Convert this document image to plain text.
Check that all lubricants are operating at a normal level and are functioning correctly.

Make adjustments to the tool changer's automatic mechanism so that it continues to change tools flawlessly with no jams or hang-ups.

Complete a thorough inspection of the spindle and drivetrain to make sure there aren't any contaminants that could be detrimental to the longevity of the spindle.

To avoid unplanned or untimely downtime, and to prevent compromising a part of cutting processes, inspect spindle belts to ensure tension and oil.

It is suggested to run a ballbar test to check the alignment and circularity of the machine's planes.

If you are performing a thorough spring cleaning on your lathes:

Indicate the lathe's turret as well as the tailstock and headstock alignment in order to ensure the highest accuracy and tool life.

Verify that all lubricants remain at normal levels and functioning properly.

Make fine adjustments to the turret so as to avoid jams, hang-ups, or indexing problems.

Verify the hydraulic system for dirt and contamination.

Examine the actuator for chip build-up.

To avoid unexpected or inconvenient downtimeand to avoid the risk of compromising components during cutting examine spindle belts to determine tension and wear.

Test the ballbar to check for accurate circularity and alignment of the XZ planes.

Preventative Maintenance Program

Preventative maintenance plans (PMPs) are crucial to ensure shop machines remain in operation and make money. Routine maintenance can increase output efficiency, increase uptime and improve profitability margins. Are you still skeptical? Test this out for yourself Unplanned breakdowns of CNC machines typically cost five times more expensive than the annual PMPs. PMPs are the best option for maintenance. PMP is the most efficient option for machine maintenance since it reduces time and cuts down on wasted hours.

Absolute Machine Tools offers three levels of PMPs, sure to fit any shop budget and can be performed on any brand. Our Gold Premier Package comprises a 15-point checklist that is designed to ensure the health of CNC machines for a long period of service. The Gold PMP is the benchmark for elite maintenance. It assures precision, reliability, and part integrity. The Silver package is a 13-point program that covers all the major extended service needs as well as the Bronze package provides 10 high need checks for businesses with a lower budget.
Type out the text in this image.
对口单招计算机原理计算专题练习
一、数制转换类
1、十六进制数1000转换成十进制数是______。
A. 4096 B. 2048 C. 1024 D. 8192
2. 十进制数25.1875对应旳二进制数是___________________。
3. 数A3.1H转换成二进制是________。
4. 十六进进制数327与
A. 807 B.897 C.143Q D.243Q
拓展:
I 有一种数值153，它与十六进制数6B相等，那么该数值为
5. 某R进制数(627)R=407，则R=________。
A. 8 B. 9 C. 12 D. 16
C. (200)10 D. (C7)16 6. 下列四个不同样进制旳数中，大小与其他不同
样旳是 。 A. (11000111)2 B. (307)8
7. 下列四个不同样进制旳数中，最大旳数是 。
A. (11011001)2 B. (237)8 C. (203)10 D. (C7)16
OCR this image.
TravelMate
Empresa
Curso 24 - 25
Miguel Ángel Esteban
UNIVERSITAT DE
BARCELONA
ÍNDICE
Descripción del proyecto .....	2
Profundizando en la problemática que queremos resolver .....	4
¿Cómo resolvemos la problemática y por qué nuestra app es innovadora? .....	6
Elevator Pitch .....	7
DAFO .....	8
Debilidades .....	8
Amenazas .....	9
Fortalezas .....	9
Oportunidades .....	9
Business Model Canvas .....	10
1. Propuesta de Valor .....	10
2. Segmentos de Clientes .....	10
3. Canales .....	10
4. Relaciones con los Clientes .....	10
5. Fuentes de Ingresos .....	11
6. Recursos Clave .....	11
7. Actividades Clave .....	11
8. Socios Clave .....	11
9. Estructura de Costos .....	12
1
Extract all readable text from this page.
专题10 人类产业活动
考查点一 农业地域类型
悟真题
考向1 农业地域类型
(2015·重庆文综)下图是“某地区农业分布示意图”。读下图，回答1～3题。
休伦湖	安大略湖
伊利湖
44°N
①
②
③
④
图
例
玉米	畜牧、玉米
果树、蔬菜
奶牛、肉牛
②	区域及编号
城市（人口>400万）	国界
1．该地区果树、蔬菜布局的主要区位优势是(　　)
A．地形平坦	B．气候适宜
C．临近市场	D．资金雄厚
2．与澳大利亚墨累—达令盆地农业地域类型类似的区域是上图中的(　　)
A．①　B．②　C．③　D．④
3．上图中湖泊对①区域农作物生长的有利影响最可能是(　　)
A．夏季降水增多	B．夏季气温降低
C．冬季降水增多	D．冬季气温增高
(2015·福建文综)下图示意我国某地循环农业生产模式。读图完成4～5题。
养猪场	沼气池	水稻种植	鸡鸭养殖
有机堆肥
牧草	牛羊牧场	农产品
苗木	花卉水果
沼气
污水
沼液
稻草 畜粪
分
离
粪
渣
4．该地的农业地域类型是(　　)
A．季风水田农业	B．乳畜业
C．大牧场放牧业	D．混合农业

=======

**What you will do**
Using the material above, copy every line in which the string "problemática" occurs.

**Result**
Profundizando en la problemática que queremos resolver .....	4
¿Cómo resolvemos la problemática y por qué nuestra app es innovadora? .....	6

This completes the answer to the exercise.